Leave out any pictures and transcribe all other data below exactly.
--- start Provided information ---
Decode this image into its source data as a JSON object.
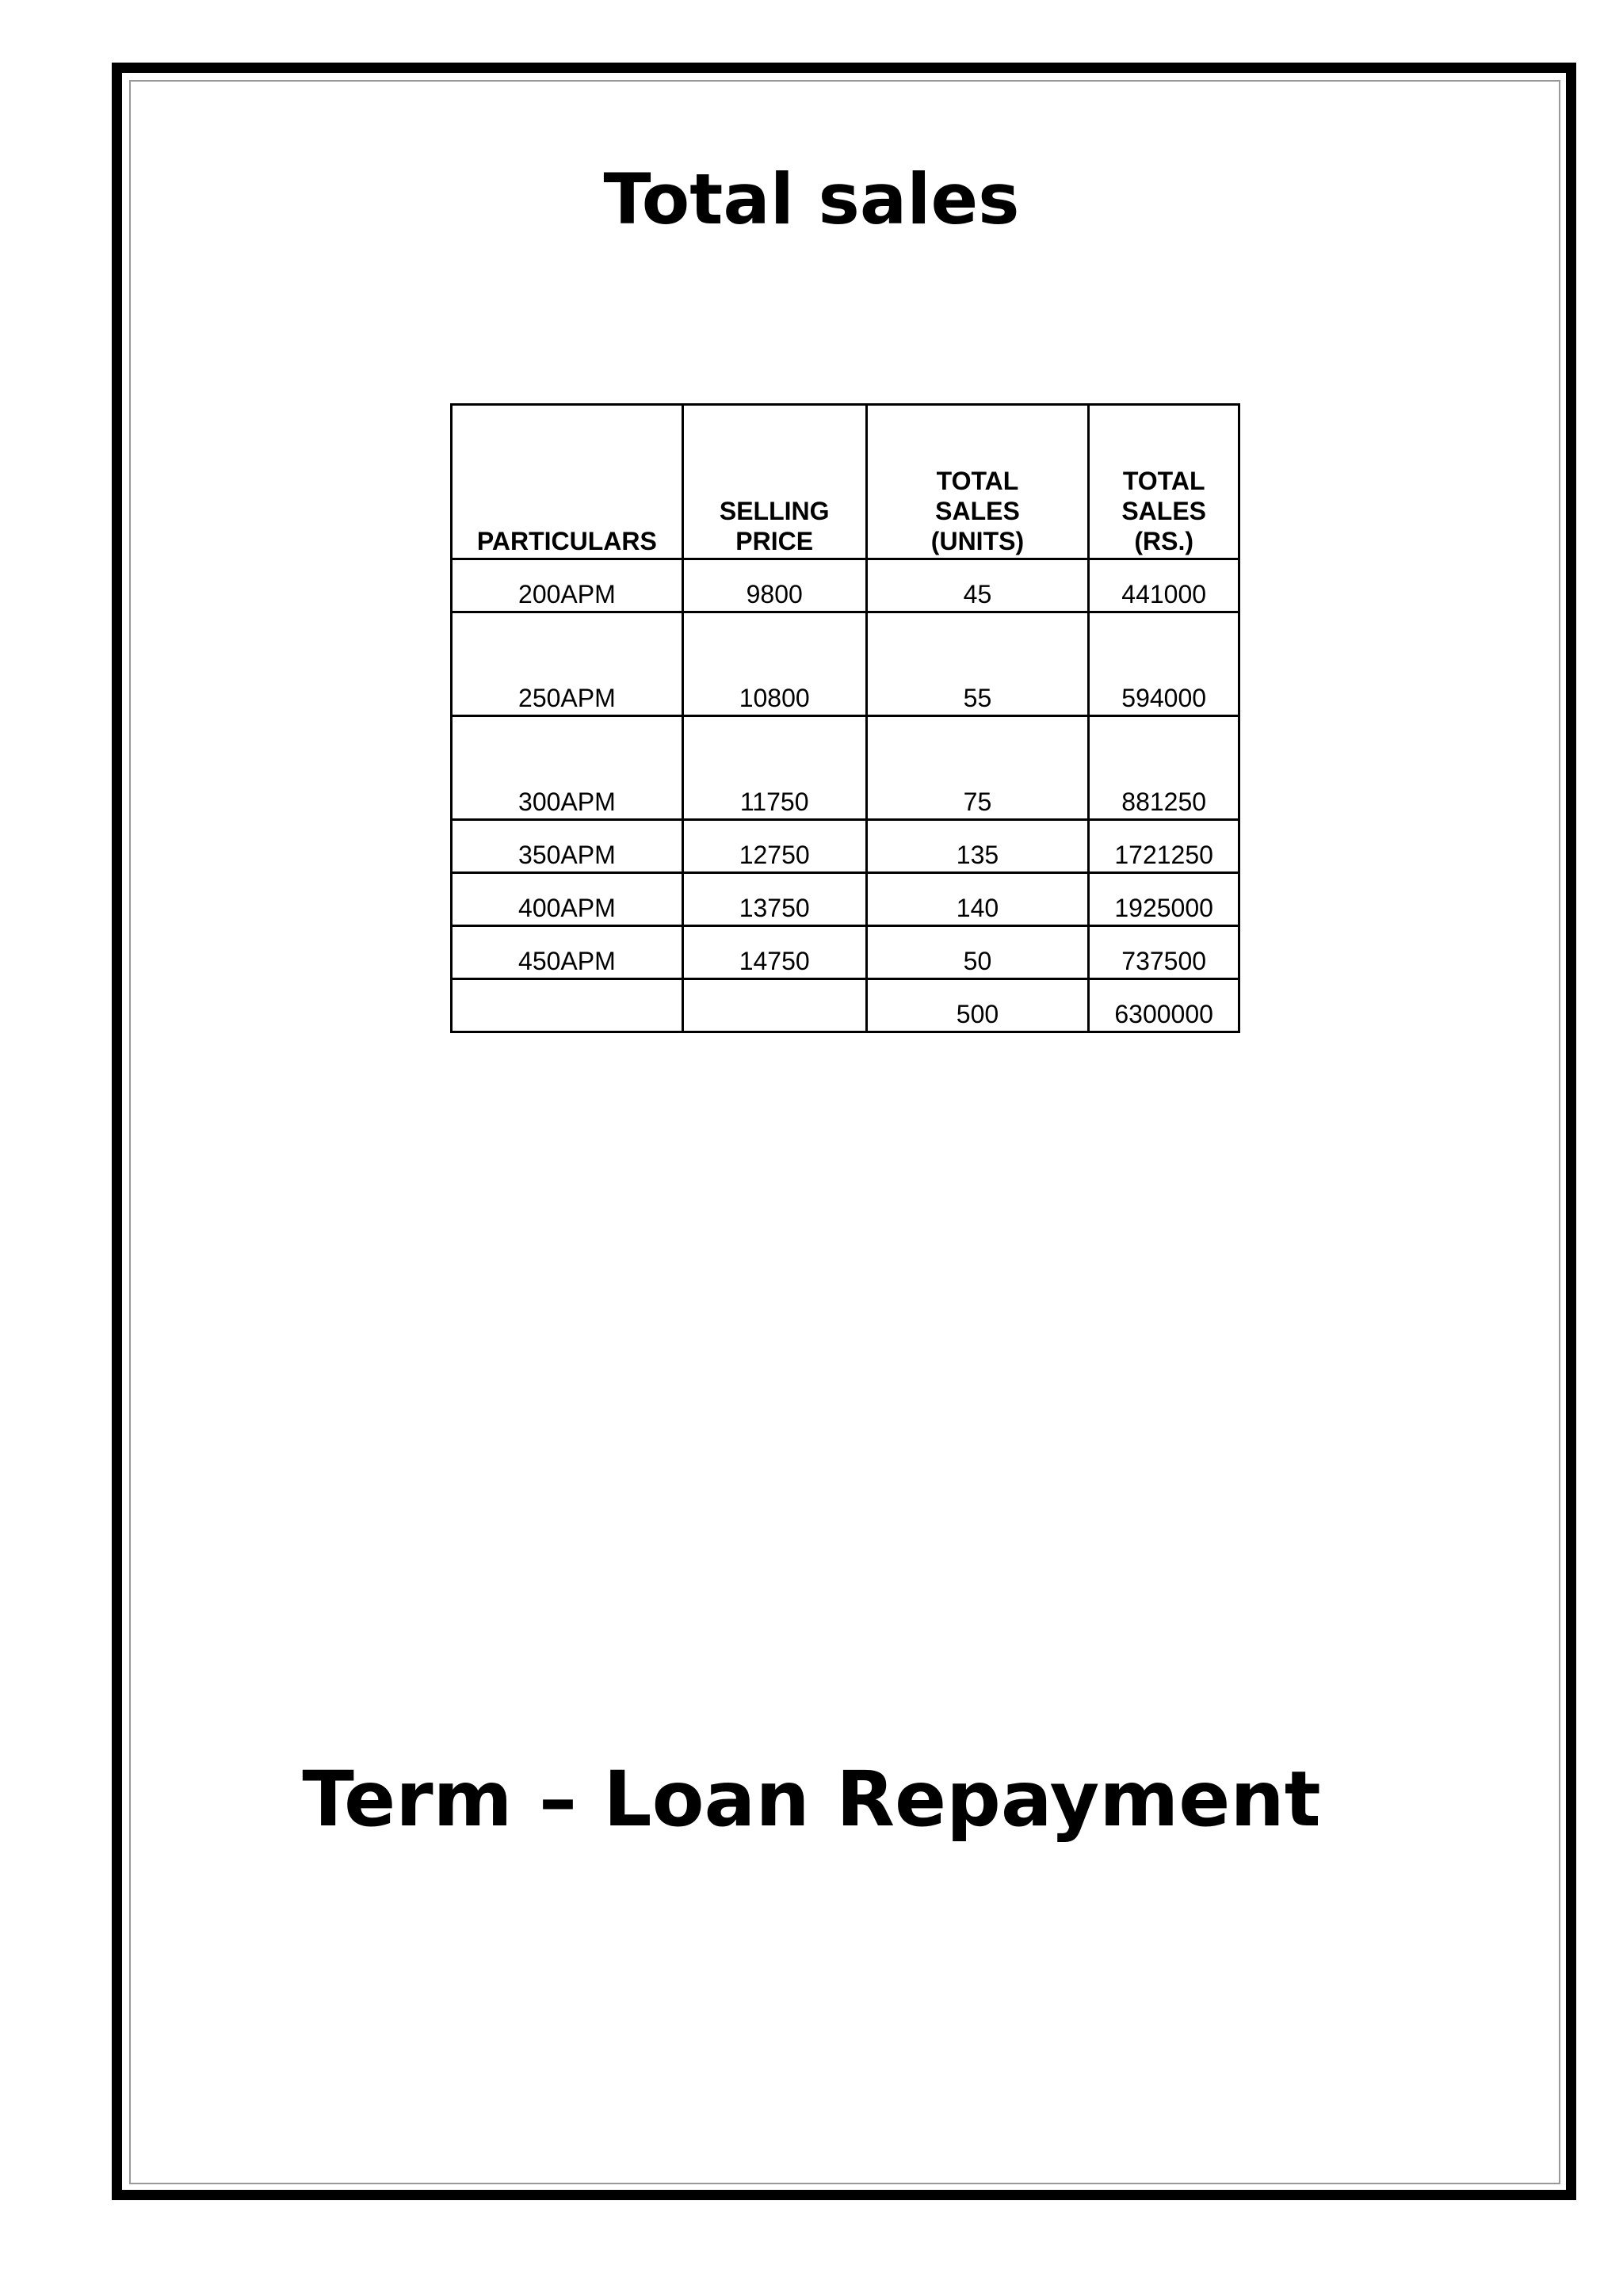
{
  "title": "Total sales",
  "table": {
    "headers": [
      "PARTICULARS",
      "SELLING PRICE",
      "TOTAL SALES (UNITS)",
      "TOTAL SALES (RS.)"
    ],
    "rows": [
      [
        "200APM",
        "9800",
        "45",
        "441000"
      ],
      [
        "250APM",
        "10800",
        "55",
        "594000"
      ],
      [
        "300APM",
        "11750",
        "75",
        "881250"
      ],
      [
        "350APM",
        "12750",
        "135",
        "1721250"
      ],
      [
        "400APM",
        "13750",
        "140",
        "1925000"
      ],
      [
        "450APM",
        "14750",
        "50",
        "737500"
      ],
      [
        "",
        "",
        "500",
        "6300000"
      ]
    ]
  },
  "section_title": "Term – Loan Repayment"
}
--- end Provided information ---
Solution to the exercise:
Decode this image into its source data as a JSON object.
{
  "title": "Total sales",
  "table": {
    "headers": [
      "PARTICULARS",
      "SELLING PRICE",
      "TOTAL SALES (UNITS)",
      "TOTAL SALES (RS.)"
    ],
    "rows": [
      [
        "200APM",
        "9800",
        "45",
        "441000"
      ],
      [
        "250APM",
        "10800",
        "55",
        "594000"
      ],
      [
        "300APM",
        "11750",
        "75",
        "881250"
      ],
      [
        "350APM",
        "12750",
        "135",
        "1721250"
      ],
      [
        "400APM",
        "13750",
        "140",
        "1925000"
      ],
      [
        "450APM",
        "14750",
        "50",
        "737500"
      ],
      [
        "",
        "",
        "500",
        "6300000"
      ]
    ]
  },
  "section_title": "Term – Loan Repayment"
}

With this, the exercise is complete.